### REQUIREMENT
The records that follow must be reproduced in full, exactly as written.

### RECORDED INFORMATION

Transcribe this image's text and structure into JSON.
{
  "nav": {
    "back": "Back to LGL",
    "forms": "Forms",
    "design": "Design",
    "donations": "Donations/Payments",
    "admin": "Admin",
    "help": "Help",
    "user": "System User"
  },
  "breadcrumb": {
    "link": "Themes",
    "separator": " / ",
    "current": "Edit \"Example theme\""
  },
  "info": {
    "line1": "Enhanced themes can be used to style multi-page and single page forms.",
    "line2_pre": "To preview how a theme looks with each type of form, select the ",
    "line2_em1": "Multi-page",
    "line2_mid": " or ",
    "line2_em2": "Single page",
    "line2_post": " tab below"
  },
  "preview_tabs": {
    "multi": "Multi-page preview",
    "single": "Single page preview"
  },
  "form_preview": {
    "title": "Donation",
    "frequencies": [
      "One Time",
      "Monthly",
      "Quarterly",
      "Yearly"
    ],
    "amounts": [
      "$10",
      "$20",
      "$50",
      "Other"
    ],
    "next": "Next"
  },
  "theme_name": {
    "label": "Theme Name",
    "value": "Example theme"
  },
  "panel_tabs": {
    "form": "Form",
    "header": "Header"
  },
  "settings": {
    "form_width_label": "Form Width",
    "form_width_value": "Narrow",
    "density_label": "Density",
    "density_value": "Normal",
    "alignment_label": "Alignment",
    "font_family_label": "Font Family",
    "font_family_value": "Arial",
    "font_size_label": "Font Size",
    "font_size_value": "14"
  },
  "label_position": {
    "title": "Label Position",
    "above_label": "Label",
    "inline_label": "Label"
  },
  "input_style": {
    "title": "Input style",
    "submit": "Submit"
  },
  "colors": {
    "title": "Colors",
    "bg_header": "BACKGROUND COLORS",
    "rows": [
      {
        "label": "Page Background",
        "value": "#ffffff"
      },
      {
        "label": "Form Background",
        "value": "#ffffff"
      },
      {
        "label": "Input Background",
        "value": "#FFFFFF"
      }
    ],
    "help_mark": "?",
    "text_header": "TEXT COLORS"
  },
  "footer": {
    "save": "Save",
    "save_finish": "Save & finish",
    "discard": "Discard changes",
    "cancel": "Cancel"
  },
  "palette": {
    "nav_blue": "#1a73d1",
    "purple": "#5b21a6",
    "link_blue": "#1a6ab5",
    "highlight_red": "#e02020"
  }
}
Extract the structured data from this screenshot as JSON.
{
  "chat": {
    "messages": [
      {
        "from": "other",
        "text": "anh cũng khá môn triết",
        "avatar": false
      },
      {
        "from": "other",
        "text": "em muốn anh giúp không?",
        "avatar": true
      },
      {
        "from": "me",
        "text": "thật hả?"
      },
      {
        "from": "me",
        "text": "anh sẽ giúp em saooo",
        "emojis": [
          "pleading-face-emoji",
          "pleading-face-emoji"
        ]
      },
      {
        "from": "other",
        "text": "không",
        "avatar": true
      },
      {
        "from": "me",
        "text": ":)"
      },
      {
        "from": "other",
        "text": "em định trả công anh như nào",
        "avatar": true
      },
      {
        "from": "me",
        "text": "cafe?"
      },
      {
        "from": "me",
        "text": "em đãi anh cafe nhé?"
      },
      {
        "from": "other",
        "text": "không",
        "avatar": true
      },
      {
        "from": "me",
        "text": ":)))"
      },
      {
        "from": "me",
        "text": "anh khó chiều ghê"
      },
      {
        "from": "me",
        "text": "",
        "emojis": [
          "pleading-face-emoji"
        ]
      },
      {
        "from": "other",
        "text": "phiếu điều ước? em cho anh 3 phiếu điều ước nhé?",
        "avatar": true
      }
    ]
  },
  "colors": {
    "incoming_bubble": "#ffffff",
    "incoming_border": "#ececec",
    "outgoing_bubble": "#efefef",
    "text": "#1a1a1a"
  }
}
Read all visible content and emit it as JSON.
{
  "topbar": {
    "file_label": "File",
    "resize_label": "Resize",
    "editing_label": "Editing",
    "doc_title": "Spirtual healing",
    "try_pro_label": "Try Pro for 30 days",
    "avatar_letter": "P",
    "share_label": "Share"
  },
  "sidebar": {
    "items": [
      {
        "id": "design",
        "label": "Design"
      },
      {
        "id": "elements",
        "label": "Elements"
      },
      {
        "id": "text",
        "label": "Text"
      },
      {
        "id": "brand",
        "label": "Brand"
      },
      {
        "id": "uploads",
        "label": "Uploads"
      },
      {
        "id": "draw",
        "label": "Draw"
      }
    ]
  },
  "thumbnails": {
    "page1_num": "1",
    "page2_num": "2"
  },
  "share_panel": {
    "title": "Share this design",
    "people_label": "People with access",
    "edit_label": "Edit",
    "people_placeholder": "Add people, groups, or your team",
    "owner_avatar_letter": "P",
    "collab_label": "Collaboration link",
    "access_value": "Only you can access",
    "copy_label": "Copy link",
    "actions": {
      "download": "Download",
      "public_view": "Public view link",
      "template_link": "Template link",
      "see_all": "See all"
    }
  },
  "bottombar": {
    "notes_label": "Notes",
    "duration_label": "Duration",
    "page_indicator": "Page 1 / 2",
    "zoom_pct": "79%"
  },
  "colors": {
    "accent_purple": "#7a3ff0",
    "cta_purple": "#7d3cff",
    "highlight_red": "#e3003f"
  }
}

### ANSWER TO THE PROBLEM
Transcribe this image's text and structure into JSON.
{
  "nav": {
    "back": "Back to LGL",
    "forms": "Forms",
    "design": "Design",
    "donations": "Donations/Payments",
    "admin": "Admin",
    "help": "Help",
    "user": "System User"
  },
  "breadcrumb": {
    "link": "Themes",
    "separator": " / ",
    "current": "Edit \"Example theme\""
  },
  "info": {
    "line1": "Enhanced themes can be used to style multi-page and single page forms.",
    "line2_pre": "To preview how a theme looks with each type of form, select the ",
    "line2_em1": "Multi-page",
    "line2_mid": " or ",
    "line2_em2": "Single page",
    "line2_post": " tab below"
  },
  "preview_tabs": {
    "multi": "Multi-page preview",
    "single": "Single page preview"
  },
  "form_preview": {
    "title": "Donation",
    "frequencies": [
      "One Time",
      "Monthly",
      "Quarterly",
      "Yearly"
    ],
    "amounts": [
      "$10",
      "$20",
      "$50",
      "Other"
    ],
    "next": "Next"
  },
  "theme_name": {
    "label": "Theme Name",
    "value": "Example theme"
  },
  "panel_tabs": {
    "form": "Form",
    "header": "Header"
  },
  "settings": {
    "form_width_label": "Form Width",
    "form_width_value": "Narrow",
    "density_label": "Density",
    "density_value": "Normal",
    "alignment_label": "Alignment",
    "font_family_label": "Font Family",
    "font_family_value": "Arial",
    "font_size_label": "Font Size",
    "font_size_value": "14"
  },
  "label_position": {
    "title": "Label Position",
    "above_label": "Label",
    "inline_label": "Label"
  },
  "input_style": {
    "title": "Input style",
    "submit": "Submit"
  },
  "colors": {
    "title": "Colors",
    "bg_header": "BACKGROUND COLORS",
    "rows": [
      {
        "label": "Page Background",
        "value": "#ffffff"
      },
      {
        "label": "Form Background",
        "value": "#ffffff"
      },
      {
        "label": "Input Background",
        "value": "#FFFFFF"
      }
    ],
    "help_mark": "?",
    "text_header": "TEXT COLORS"
  },
  "footer": {
    "save": "Save",
    "save_finish": "Save & finish",
    "discard": "Discard changes",
    "cancel": "Cancel"
  },
  "palette": {
    "nav_blue": "#1a73d1",
    "purple": "#5b21a6",
    "link_blue": "#1a6ab5",
    "highlight_red": "#e02020"
  }
}
Extract the structured data from this screenshot as JSON.
{
  "chat": {
    "messages": [
      {
        "from": "other",
        "text": "anh cũng khá môn triết",
        "avatar": false
      },
      {
        "from": "other",
        "text": "em muốn anh giúp không?",
        "avatar": true
      },
      {
        "from": "me",
        "text": "thật hả?"
      },
      {
        "from": "me",
        "text": "anh sẽ giúp em saooo",
        "emojis": [
          "pleading-face-emoji",
          "pleading-face-emoji"
        ]
      },
      {
        "from": "other",
        "text": "không",
        "avatar": true
      },
      {
        "from": "me",
        "text": ":)"
      },
      {
        "from": "other",
        "text": "em định trả công anh như nào",
        "avatar": true
      },
      {
        "from": "me",
        "text": "cafe?"
      },
      {
        "from": "me",
        "text": "em đãi anh cafe nhé?"
      },
      {
        "from": "other",
        "text": "không",
        "avatar": true
      },
      {
        "from": "me",
        "text": ":)))"
      },
      {
        "from": "me",
        "text": "anh khó chiều ghê"
      },
      {
        "from": "me",
        "text": "",
        "emojis": [
          "pleading-face-emoji"
        ]
      },
      {
        "from": "other",
        "text": "phiếu điều ước? em cho anh 3 phiếu điều ước nhé?",
        "avatar": true
      }
    ]
  },
  "colors": {
    "incoming_bubble": "#ffffff",
    "incoming_border": "#ececec",
    "outgoing_bubble": "#efefef",
    "text": "#1a1a1a"
  }
}
Read all visible content and emit it as JSON.
{
  "topbar": {
    "file_label": "File",
    "resize_label": "Resize",
    "editing_label": "Editing",
    "doc_title": "Spirtual healing",
    "try_pro_label": "Try Pro for 30 days",
    "avatar_letter": "P",
    "share_label": "Share"
  },
  "sidebar": {
    "items": [
      {
        "id": "design",
        "label": "Design"
      },
      {
        "id": "elements",
        "label": "Elements"
      },
      {
        "id": "text",
        "label": "Text"
      },
      {
        "id": "brand",
        "label": "Brand"
      },
      {
        "id": "uploads",
        "label": "Uploads"
      },
      {
        "id": "draw",
        "label": "Draw"
      }
    ]
  },
  "thumbnails": {
    "page1_num": "1",
    "page2_num": "2"
  },
  "share_panel": {
    "title": "Share this design",
    "people_label": "People with access",
    "edit_label": "Edit",
    "people_placeholder": "Add people, groups, or your team",
    "owner_avatar_letter": "P",
    "collab_label": "Collaboration link",
    "access_value": "Only you can access",
    "copy_label": "Copy link",
    "actions": {
      "download": "Download",
      "public_view": "Public view link",
      "template_link": "Template link",
      "see_all": "See all"
    }
  },
  "bottombar": {
    "notes_label": "Notes",
    "duration_label": "Duration",
    "page_indicator": "Page 1 / 2",
    "zoom_pct": "79%"
  },
  "colors": {
    "accent_purple": "#7a3ff0",
    "cta_purple": "#7d3cff",
    "highlight_red": "#e3003f"
  }
}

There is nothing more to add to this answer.